Instructions for the task: In the listing below, locate the lines that hold the string "more". Copy those lines.

## Begin

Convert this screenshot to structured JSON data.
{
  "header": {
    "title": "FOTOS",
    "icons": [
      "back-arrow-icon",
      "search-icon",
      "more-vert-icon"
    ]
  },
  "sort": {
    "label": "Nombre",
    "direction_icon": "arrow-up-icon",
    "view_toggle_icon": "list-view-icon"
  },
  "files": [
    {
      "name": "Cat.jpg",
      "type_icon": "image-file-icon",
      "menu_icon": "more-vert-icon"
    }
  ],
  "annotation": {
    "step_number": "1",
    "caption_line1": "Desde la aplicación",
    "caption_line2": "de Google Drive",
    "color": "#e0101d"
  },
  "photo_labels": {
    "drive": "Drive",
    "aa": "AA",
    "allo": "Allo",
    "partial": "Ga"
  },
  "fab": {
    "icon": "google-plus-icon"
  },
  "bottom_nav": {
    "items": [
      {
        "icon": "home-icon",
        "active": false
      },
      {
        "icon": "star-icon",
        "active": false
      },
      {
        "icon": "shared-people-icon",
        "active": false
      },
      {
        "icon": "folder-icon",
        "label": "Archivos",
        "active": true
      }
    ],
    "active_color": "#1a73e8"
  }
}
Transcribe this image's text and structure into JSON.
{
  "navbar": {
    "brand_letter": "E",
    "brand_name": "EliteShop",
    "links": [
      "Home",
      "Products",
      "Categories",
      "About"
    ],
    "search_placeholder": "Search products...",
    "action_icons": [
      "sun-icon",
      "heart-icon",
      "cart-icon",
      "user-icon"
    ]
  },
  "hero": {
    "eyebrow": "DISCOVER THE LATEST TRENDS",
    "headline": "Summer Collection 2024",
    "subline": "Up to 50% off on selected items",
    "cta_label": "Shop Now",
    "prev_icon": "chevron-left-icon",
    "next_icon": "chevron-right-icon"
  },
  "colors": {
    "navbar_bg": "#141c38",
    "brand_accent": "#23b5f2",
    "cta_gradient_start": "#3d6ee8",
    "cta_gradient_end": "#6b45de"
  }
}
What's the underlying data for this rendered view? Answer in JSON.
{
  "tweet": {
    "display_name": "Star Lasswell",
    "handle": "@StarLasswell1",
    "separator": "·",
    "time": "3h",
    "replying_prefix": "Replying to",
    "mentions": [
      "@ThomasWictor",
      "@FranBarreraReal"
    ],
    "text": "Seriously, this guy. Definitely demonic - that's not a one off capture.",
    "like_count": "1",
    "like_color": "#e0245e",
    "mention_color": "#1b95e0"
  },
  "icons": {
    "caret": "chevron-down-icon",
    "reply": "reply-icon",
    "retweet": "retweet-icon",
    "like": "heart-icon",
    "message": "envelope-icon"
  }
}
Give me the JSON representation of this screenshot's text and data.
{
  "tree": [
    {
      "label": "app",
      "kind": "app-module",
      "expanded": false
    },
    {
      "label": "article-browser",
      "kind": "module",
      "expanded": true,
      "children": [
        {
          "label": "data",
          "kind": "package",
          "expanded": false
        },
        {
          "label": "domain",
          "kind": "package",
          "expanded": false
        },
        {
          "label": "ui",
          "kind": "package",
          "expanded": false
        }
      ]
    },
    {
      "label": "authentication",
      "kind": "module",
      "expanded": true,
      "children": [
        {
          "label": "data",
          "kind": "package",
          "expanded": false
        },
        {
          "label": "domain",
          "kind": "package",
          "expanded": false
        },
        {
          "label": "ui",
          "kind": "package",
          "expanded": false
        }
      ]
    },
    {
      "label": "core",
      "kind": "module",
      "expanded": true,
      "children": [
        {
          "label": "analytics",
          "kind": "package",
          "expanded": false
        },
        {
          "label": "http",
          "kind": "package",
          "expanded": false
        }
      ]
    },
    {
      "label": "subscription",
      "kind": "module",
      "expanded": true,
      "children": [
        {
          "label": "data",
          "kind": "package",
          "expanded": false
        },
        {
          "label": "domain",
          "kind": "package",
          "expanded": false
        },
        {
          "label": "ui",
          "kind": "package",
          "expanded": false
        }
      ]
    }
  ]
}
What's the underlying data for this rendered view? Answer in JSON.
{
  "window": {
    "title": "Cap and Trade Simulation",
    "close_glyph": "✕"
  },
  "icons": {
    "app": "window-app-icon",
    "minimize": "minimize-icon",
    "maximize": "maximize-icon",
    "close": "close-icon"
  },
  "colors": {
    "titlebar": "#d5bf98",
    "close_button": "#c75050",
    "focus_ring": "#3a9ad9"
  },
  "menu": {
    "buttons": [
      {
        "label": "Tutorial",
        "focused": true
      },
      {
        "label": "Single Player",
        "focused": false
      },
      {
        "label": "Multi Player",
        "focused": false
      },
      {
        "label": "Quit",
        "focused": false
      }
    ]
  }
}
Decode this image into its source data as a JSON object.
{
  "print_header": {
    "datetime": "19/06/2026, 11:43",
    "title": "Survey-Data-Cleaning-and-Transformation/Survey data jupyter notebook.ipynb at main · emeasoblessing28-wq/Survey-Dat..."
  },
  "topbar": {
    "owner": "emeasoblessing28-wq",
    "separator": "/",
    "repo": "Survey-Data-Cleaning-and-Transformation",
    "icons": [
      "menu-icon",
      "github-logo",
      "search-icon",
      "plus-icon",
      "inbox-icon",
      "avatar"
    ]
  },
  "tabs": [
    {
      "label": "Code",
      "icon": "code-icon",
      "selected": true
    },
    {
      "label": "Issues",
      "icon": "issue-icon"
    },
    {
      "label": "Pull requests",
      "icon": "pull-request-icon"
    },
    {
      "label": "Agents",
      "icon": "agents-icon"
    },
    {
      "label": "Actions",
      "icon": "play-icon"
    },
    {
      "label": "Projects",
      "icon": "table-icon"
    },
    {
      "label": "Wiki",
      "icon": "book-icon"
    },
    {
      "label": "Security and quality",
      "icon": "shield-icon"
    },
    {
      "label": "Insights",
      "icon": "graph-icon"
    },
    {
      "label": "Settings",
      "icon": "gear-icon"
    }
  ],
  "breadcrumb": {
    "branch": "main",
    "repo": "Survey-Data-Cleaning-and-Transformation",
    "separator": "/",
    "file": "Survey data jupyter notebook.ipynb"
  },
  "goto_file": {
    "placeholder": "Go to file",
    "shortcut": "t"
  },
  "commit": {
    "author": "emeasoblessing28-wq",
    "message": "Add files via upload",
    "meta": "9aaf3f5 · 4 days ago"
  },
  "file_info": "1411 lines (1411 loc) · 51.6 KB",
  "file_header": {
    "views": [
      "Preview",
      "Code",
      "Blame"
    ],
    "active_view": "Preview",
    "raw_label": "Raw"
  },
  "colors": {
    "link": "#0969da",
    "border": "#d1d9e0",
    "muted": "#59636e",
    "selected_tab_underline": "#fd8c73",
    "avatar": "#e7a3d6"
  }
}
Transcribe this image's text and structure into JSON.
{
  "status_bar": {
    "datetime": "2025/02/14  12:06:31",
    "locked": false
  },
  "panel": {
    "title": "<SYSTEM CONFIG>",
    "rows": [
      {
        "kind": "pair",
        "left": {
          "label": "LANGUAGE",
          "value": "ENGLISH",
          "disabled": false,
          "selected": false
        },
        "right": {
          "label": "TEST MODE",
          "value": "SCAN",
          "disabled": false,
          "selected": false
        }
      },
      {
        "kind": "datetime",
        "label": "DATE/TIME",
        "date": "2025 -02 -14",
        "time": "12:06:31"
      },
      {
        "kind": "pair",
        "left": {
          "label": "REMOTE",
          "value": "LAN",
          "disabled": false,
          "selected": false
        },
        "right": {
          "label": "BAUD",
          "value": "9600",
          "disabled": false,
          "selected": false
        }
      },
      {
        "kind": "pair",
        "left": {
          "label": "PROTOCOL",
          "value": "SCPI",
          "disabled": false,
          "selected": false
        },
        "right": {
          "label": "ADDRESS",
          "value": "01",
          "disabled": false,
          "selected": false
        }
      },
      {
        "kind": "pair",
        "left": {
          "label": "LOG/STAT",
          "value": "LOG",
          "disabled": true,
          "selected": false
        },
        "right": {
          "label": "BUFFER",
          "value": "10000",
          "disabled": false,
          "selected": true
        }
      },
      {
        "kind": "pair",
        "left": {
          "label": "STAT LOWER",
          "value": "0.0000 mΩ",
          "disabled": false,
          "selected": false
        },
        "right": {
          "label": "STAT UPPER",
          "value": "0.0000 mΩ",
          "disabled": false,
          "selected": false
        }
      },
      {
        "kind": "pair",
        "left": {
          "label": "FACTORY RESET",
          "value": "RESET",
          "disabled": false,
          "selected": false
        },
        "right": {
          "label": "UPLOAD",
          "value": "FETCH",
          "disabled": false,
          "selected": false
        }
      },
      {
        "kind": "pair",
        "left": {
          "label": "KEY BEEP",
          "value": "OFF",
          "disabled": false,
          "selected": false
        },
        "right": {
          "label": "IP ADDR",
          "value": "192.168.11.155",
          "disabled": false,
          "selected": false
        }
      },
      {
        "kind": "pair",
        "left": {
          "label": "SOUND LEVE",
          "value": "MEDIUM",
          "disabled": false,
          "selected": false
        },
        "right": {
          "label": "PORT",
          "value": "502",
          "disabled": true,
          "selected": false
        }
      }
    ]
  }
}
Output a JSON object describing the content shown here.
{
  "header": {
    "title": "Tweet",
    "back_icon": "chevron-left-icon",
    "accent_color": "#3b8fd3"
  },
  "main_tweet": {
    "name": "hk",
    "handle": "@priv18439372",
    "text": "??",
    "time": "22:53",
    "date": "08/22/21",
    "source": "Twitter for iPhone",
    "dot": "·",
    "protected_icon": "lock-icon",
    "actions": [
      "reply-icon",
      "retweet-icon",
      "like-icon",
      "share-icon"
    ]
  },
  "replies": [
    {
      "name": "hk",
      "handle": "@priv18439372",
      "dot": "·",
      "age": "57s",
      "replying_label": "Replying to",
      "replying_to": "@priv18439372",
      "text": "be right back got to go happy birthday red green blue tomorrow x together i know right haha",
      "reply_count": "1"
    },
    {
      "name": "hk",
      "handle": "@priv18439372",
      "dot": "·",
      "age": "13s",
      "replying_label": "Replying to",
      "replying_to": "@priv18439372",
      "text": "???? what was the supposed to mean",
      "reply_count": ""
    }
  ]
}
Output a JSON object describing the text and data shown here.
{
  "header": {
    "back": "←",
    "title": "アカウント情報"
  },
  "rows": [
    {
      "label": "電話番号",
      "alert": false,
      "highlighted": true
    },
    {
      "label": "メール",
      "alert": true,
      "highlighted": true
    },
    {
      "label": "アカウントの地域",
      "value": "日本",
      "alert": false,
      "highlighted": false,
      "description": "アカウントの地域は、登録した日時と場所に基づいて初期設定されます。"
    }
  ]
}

## End

Answer to this task:
      "more-vert-icon"
      "menu_icon": "more-vert-icon"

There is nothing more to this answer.